**GOAL OF THE EXERCISE**
Lines containing the string "popout" are to be counted. Write only how many there are.
* * *
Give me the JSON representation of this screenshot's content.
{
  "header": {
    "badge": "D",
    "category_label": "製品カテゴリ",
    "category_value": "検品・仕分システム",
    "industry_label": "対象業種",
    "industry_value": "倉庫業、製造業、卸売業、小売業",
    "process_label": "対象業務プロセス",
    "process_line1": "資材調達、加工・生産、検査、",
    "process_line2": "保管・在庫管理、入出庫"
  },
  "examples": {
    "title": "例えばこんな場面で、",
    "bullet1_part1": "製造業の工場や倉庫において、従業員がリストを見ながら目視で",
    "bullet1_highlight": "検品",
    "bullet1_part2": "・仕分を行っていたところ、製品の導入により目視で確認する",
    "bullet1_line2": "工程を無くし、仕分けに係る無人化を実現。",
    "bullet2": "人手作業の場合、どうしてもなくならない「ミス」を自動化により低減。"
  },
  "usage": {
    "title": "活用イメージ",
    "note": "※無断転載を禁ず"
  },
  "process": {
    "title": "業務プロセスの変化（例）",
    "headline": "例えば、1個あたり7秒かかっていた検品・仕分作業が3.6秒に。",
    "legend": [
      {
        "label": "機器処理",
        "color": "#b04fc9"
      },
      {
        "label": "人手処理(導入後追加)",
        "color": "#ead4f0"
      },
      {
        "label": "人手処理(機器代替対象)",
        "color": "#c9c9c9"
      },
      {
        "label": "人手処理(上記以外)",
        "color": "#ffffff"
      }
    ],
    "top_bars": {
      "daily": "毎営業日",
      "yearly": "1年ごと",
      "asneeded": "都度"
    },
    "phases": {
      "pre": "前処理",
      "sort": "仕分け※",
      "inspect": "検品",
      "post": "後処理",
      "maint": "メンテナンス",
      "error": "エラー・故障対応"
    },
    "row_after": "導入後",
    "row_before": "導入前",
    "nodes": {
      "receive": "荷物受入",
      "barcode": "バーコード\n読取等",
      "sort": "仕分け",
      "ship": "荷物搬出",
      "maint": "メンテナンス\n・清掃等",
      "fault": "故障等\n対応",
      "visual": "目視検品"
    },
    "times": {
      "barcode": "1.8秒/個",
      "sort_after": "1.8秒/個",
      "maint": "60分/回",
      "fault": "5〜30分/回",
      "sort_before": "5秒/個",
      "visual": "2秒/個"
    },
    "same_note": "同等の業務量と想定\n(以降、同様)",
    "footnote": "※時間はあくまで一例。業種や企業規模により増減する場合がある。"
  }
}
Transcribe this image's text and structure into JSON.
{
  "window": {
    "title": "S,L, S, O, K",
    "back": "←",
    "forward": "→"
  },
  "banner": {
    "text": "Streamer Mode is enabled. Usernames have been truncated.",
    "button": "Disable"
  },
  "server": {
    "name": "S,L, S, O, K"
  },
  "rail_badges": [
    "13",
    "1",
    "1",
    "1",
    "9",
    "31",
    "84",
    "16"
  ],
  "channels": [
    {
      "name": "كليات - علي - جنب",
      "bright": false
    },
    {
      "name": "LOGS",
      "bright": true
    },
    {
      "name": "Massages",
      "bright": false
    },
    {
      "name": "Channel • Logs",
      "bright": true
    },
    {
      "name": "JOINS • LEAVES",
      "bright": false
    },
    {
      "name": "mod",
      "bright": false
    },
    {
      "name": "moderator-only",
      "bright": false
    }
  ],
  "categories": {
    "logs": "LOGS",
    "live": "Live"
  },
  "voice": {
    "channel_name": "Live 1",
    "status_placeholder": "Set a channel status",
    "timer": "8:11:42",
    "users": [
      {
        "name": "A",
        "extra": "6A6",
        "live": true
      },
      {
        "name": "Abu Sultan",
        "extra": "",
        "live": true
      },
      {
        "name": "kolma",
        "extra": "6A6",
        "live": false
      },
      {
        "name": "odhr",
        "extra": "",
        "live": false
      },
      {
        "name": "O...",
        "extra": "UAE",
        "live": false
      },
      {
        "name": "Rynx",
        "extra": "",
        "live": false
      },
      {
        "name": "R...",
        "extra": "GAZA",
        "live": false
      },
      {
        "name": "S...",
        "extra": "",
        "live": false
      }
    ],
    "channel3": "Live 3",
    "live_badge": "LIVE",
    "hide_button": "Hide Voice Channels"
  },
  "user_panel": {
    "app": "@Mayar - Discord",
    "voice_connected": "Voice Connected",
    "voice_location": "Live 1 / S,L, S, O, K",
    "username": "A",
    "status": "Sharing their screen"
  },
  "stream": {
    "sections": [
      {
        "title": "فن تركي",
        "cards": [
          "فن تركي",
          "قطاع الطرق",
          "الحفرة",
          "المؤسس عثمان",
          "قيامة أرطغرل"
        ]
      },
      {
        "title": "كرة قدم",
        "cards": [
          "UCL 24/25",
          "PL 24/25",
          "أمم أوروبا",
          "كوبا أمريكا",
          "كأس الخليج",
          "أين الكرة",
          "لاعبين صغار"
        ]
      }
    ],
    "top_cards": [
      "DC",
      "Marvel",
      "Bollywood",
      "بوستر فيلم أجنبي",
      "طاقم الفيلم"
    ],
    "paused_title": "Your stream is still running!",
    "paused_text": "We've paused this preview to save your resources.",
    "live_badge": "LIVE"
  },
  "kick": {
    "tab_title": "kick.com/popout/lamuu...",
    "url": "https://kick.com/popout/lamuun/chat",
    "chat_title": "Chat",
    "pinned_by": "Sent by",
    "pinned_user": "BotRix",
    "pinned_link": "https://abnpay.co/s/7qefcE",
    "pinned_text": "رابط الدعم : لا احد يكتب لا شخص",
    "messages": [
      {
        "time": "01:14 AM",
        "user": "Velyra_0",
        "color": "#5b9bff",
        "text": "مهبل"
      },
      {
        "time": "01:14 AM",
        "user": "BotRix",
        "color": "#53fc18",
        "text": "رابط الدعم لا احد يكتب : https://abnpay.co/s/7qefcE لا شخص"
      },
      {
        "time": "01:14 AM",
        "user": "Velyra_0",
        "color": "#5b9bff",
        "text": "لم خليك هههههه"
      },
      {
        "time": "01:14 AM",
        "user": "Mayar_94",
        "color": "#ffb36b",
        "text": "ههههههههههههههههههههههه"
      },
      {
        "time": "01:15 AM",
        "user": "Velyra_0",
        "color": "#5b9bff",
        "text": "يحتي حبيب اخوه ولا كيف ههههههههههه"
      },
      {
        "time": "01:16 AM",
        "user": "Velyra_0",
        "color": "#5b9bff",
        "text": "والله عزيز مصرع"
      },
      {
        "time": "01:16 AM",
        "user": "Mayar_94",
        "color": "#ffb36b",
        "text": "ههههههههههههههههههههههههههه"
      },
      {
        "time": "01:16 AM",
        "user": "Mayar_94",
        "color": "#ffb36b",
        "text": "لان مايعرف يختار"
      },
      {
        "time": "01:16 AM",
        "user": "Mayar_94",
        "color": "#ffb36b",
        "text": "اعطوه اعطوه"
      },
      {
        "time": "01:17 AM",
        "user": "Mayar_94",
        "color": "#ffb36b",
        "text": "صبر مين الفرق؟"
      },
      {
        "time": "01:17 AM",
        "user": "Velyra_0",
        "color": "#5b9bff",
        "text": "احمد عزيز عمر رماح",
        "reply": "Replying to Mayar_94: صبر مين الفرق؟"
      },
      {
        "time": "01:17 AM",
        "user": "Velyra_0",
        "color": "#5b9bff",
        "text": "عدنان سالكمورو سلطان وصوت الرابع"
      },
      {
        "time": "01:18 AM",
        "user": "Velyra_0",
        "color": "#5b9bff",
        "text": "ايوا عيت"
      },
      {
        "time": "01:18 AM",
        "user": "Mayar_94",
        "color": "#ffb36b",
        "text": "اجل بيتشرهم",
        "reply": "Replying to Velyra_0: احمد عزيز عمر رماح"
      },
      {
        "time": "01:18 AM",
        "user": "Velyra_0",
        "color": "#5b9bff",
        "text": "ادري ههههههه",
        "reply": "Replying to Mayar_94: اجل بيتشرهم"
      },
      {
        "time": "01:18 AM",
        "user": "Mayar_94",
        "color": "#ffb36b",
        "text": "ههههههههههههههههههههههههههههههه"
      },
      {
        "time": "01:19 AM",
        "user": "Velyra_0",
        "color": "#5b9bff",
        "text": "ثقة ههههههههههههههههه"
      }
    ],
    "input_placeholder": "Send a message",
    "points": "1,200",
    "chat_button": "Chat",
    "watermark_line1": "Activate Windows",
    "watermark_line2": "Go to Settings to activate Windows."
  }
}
* * *
**EXERCISE RESULT**
2